→ Peticiones:
• A. Según el texto sobre género e Iglesia, ¿por qué los intentos de hombres y mujeres de salirse de lo establecido no podrán revertir la tendencia? Explícalo en una a tres oraciones.
• B. Sigue el texto sobre género e Iglesia a partir de su última oración.

→ Texto proporcionado:

***

En primer lugar, desde un punto de vista general, no hay vuelta atrás desde la conciencia de que la pertenencia sexual de cada individuo es una realidad amplia y articulada y, sobre todo, no estática ni unívoca y uniforme, y no hay vuelta atrás desde la actitud hacia un pensamiento que, habiendo superado el monopolio del ritmo binario, ha asumido la complejidad como registro y la textura como método. Se dirá que esto pertenece a la realidad de los “dos Occidentes” y tiene poca relevancia para otros mundos de vida y pensamiento, costumbres y creencias. Es cierto, quizá, pero ¿estamos realmente seguros de que Nicolás Copérnico o Galileo Galilei, que revolucionaron la ciencia física, son legado exclusivo de la cultura italiana, o Ada Lovelace, la matemática que en 1843 escribió el primer algoritmo diseñado para ser ejecutado por una máquina e inventó el software de la calculadora mecánica, son solo legado de la cultura británica y no son en cambio un patrimonio universal que la humanidad ha sabido invertir en su crecimiento y desarrollo? Al fin y al cabo, ¡hasta los talibanes utilizan teléfonos móviles!
En segundo lugar, porque la conciencia ahora globalizada de que la identidad y la orientación de género se han convertido en criterios básicos irrenunciables para comprender lo humano es fruto de los diferentes feminismos que se han enraizado en el discurso público de todos los organismos internacionales y cualquier intento de hombres y mujeres de salirse de lo establecido podrá hacer más arduo el camino, frenarlo, pero no podrá revertir la tendencia. Sin embargo, se tiene la sensación clara de que, mientras el mundo rehabilita visiblemente pensamientos y prácticas sexistas, la Iglesia, en cambio, se debate en la laboriosa búsqueda de nuevos horizontes para elaborar una visión antropológica y, por tanto, teológica, finalmente inclusiva y sanar esa herida a la justicia de género que todavía la convierte en uno de los sistemas patriarcales más resistentes del mundo. Veremos si, después de Francisco, la petición de “desmasculinizar” la Iglesia sufrirá retrocesos o avanzará.

***

Registros de cajas de elementos
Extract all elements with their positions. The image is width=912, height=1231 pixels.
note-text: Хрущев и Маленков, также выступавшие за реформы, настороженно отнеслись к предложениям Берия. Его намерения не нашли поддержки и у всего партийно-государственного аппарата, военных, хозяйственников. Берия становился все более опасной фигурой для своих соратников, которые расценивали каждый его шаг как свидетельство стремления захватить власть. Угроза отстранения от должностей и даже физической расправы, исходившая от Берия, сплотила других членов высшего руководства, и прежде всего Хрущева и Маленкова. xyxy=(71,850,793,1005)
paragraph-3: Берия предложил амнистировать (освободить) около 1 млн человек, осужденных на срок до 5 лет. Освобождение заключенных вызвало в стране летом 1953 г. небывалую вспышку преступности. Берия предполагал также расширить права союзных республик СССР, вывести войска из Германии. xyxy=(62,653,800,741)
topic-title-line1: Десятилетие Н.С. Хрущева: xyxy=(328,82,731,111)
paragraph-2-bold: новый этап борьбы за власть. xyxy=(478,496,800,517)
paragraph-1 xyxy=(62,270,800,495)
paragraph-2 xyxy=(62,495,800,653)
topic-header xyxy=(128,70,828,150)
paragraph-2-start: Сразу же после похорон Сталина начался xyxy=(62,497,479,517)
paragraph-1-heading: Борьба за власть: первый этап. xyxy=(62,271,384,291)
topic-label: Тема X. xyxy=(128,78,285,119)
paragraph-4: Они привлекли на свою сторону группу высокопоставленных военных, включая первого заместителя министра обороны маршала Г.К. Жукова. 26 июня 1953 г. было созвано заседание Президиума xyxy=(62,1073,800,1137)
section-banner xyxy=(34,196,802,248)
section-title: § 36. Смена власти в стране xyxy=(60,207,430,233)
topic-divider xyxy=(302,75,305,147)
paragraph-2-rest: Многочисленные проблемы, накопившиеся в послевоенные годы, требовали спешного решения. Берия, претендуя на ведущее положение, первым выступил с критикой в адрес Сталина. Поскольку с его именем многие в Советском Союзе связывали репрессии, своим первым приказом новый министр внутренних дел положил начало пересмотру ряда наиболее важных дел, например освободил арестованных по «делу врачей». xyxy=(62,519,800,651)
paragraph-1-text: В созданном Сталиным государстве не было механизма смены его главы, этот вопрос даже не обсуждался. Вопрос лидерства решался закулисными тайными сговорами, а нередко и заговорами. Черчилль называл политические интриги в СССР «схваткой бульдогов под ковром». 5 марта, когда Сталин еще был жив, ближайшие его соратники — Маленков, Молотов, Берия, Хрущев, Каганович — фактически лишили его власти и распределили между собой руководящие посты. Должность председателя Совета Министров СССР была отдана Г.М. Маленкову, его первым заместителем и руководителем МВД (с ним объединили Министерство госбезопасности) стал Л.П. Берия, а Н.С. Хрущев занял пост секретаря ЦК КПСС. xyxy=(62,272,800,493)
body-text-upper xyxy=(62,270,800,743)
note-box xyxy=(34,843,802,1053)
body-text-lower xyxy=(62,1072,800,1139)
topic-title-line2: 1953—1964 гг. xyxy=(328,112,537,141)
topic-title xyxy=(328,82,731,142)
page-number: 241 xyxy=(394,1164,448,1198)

***

→ Respuestas escritas:
• A. La conciencia, ya globalizada, de que la identidad y la orientación de género son criterios básicos para comprender lo humano nace de los distintos feminismos. Estos han echado raíces en el discurso público de todos los organismos internacionales. Por eso esos intentos pueden hacer el camino más difícil o frenarlo, pero no darle la vuelta.

• B.
La Iglesia católica avanza lentamente, pero las iglesias son las únicas instituciones en las que la cuestión de la relación entre autoridad y poder se juega no solo desde el punto de vista de la redistribución entre los géneros y en todos los niveles de la escala ideológica, política y social, sino también desde el punto de vista del pensamiento de Dios. La teóloga Elizabeth Schüssler Fiorenza lo llamó kiriarquia, es decir, el poder de un grupo sobre otro, insistiendo en que hoy lo que está en juego no es tanto o solo la división democrática del poder postulada por el feminismo, sino que la teología cristiana quiera llegar a una revisión del poder como tal, incluso el de Dios mismo, el Kyrios.
Explorar nuevas caras del poder y nuevas formas de gestionar la autoridad es la tarea que la revolución feminista ha asignado a las futuras generaciones. Un nuevo desafío que el feminismo interseccional –aquel que no aísla ni absolutiza la justicia de género, sino que la sitúa junto a las luchas contra el racismo, el militarismo, la pobreza y la contaminación– lanza al corazón de las democracias liberales. Es una tarea que todas las iglesias cristianas no pueden dejar de asumir desde el cántico de una joven que creyó que su Dios “dispersa a los soberbios de corazón, derriba del trono a los poderosos y enaltece a los humildes, a los hambrientos los colma de bienes y a los ricos los despide vacíos (Lucas 1, 51-53).